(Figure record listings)
--- --- ---

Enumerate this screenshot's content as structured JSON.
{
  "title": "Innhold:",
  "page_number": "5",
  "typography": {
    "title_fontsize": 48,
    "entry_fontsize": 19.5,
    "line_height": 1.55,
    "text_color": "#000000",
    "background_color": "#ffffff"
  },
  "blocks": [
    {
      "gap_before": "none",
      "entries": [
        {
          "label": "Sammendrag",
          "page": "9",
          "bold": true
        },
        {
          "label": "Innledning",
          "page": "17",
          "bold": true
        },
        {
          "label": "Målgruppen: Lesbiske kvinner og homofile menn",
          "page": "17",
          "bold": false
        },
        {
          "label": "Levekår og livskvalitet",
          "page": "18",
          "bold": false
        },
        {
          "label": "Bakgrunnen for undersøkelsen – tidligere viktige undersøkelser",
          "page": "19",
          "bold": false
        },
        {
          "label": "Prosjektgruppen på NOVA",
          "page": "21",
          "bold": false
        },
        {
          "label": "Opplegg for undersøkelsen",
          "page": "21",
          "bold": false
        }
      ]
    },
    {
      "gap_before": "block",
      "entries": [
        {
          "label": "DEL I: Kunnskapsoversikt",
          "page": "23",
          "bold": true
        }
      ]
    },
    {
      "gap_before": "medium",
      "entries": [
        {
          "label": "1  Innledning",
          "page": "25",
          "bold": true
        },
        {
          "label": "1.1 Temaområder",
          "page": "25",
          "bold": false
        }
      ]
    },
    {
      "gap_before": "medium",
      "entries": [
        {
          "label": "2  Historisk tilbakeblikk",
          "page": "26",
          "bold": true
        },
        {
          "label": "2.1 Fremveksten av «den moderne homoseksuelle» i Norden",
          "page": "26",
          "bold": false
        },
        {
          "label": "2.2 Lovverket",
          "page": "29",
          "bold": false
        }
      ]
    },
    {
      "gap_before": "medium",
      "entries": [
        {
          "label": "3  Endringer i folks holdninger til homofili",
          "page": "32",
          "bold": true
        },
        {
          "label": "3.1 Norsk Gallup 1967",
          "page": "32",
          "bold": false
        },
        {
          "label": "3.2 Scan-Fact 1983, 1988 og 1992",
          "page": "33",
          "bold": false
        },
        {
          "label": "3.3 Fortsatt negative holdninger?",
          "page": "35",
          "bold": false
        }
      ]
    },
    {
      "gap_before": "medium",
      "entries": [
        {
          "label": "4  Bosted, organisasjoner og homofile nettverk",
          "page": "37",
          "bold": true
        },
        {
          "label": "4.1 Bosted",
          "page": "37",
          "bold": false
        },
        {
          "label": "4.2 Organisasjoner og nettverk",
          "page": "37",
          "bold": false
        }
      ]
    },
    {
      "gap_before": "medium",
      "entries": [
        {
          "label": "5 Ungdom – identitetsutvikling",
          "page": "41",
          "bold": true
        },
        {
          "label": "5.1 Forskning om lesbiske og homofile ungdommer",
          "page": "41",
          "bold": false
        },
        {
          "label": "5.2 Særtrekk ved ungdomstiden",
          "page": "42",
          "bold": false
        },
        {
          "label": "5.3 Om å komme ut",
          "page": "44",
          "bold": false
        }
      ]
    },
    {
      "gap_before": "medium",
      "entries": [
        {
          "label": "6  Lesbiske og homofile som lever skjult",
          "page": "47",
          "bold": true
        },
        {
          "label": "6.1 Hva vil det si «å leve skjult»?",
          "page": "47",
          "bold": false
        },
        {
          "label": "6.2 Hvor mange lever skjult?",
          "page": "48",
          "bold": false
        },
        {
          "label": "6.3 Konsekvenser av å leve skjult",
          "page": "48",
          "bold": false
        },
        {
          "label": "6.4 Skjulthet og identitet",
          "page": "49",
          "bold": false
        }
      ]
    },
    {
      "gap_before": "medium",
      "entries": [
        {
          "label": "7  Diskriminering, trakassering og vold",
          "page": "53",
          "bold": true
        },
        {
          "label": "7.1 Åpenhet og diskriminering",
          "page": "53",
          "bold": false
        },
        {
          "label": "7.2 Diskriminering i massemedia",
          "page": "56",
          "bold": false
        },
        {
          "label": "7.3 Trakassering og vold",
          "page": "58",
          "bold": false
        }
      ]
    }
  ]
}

--- --- ---

- [WHAT IS ASKED]: Note each line of the entries that has "homofile" in it, and copy those lines.

- [RESPONSE BELOW]:
          "label": "Målgruppen: Lesbiske kvinner og homofile menn",
          "label": "4  Bosted, organisasjoner og homofile nettverk",
          "label": "5.1 Forskning om lesbiske og homofile ungdommer",
          "label": "6  Lesbiske og homofile som lever skjult",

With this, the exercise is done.